(Extracted records)
========

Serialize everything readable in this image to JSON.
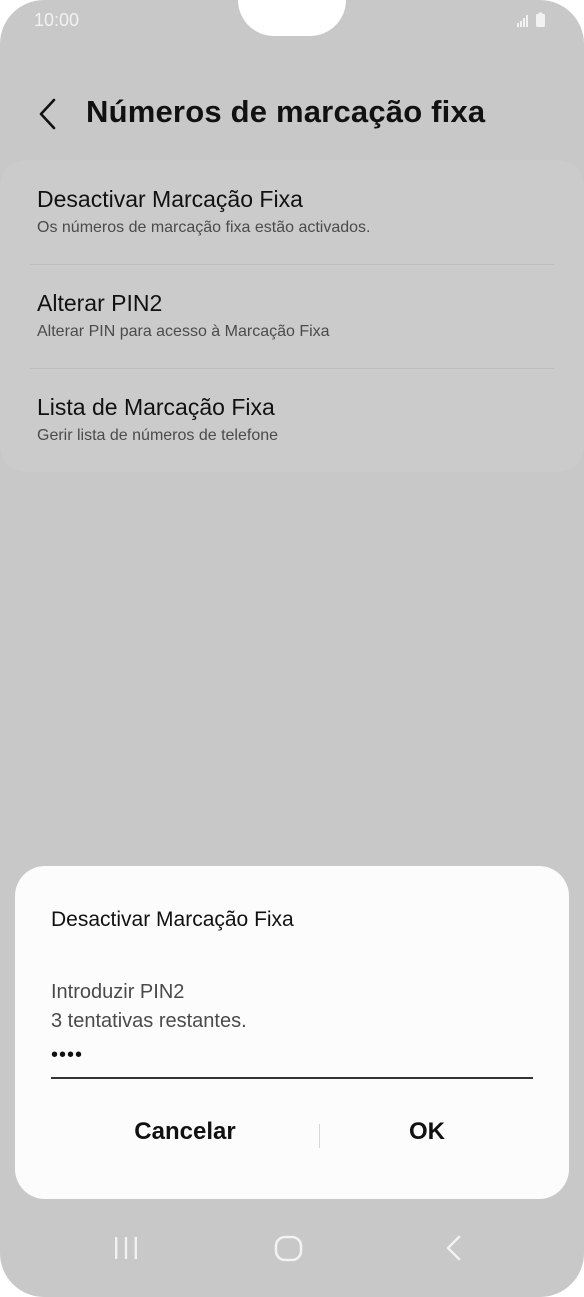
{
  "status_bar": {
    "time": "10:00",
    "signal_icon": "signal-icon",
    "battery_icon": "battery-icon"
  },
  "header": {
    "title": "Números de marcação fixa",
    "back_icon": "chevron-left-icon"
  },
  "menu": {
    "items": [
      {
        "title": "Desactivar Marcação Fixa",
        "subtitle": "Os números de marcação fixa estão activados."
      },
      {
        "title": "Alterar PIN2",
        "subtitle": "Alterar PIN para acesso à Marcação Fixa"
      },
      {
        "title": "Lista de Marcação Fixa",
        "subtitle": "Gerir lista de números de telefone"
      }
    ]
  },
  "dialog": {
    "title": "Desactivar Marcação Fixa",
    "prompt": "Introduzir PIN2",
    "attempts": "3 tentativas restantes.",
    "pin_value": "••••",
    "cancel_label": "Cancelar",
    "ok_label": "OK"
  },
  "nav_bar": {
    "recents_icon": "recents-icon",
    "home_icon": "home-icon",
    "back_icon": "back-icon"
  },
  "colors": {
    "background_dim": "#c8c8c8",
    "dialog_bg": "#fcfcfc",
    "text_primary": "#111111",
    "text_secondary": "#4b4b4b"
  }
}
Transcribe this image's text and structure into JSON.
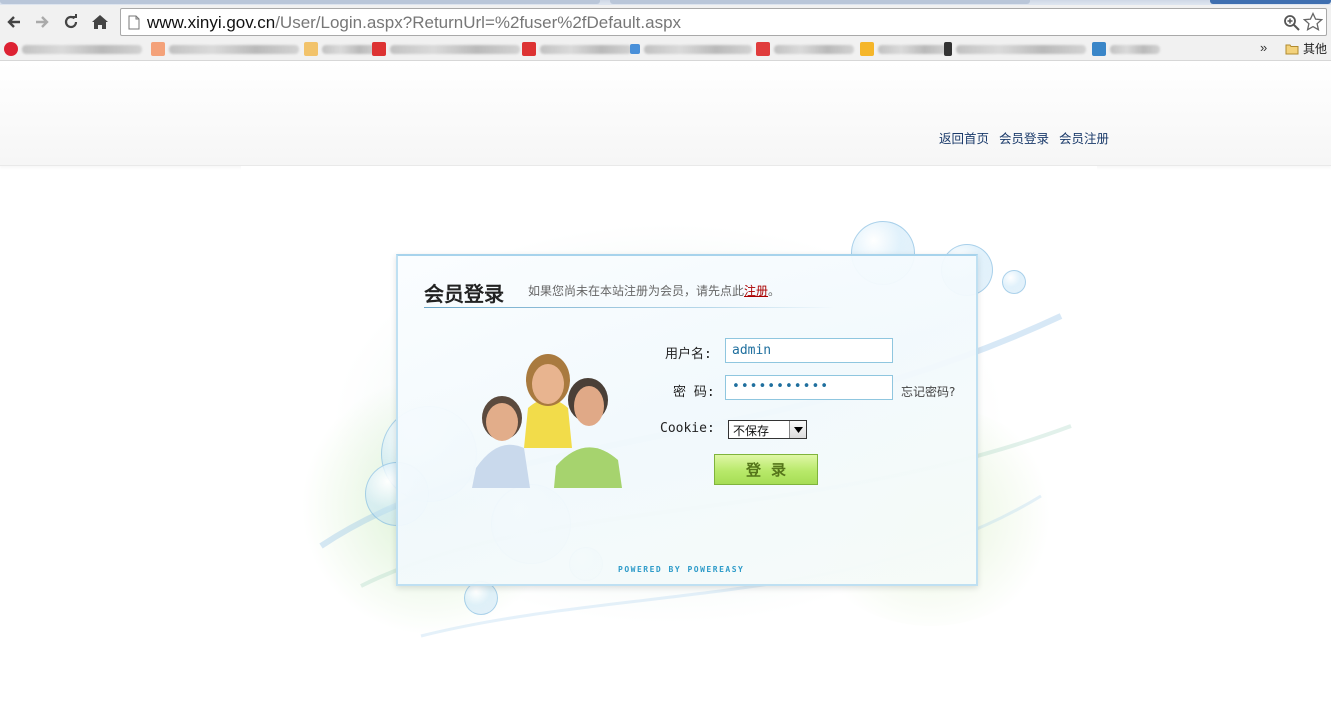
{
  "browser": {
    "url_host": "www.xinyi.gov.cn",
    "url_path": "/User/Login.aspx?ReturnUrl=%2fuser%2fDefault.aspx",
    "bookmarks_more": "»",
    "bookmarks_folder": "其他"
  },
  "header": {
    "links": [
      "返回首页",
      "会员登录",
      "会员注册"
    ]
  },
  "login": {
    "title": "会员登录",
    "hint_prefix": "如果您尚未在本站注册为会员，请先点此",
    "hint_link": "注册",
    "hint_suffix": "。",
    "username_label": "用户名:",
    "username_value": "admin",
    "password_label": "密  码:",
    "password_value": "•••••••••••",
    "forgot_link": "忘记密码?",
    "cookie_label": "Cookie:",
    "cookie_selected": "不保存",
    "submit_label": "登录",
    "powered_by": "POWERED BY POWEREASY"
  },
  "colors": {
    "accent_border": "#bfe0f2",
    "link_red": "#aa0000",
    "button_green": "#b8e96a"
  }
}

========

Write out each entry exactly as given, but skip the pictures.

Serialize everything readable in this image to JSON.
{
  "status_bar": {
    "time": "10:00",
    "signal_icon": "signal-icon",
    "battery_icon": "battery-icon"
  },
  "header": {
    "title": "Números de marcação fixa",
    "back_icon": "chevron-left-icon"
  },
  "menu": {
    "items": [
      {
        "title": "Desactivar Marcação Fixa",
        "subtitle": "Os números de marcação fixa estão activados."
      },
      {
        "title": "Alterar PIN2",
        "subtitle": "Alterar PIN para acesso à Marcação Fixa"
      },
      {
        "title": "Lista de Marcação Fixa",
        "subtitle": "Gerir lista de números de telefone"
      }
    ]
  },
  "dialog": {
    "title": "Desactivar Marcação Fixa",
    "prompt": "Introduzir PIN2",
    "attempts": "3 tentativas restantes.",
    "pin_value": "••••",
    "cancel_label": "Cancelar",
    "ok_label": "OK"
  },
  "nav_bar": {
    "recents_icon": "recents-icon",
    "home_icon": "home-icon",
    "back_icon": "back-icon"
  },
  "colors": {
    "background_dim": "#c8c8c8",
    "dialog_bg": "#fcfcfc",
    "text_primary": "#111111",
    "text_secondary": "#4b4b4b"
  }
}
Transcribe this image's text and structure into JSON.
{
  "browser": {
    "url_host": "www.xinyi.gov.cn",
    "url_path": "/User/Login.aspx?ReturnUrl=%2fuser%2fDefault.aspx",
    "bookmarks_more": "»",
    "bookmarks_folder": "其他"
  },
  "header": {
    "links": [
      "返回首页",
      "会员登录",
      "会员注册"
    ]
  },
  "login": {
    "title": "会员登录",
    "hint_prefix": "如果您尚未在本站注册为会员，请先点此",
    "hint_link": "注册",
    "hint_suffix": "。",
    "username_label": "用户名:",
    "username_value": "admin",
    "password_label": "密  码:",
    "password_value": "•••••••••••",
    "forgot_link": "忘记密码?",
    "cookie_label": "Cookie:",
    "cookie_selected": "不保存",
    "submit_label": "登录",
    "powered_by": "POWERED BY POWEREASY"
  },
  "colors": {
    "accent_border": "#bfe0f2",
    "link_red": "#aa0000",
    "button_green": "#b8e96a"
  }
}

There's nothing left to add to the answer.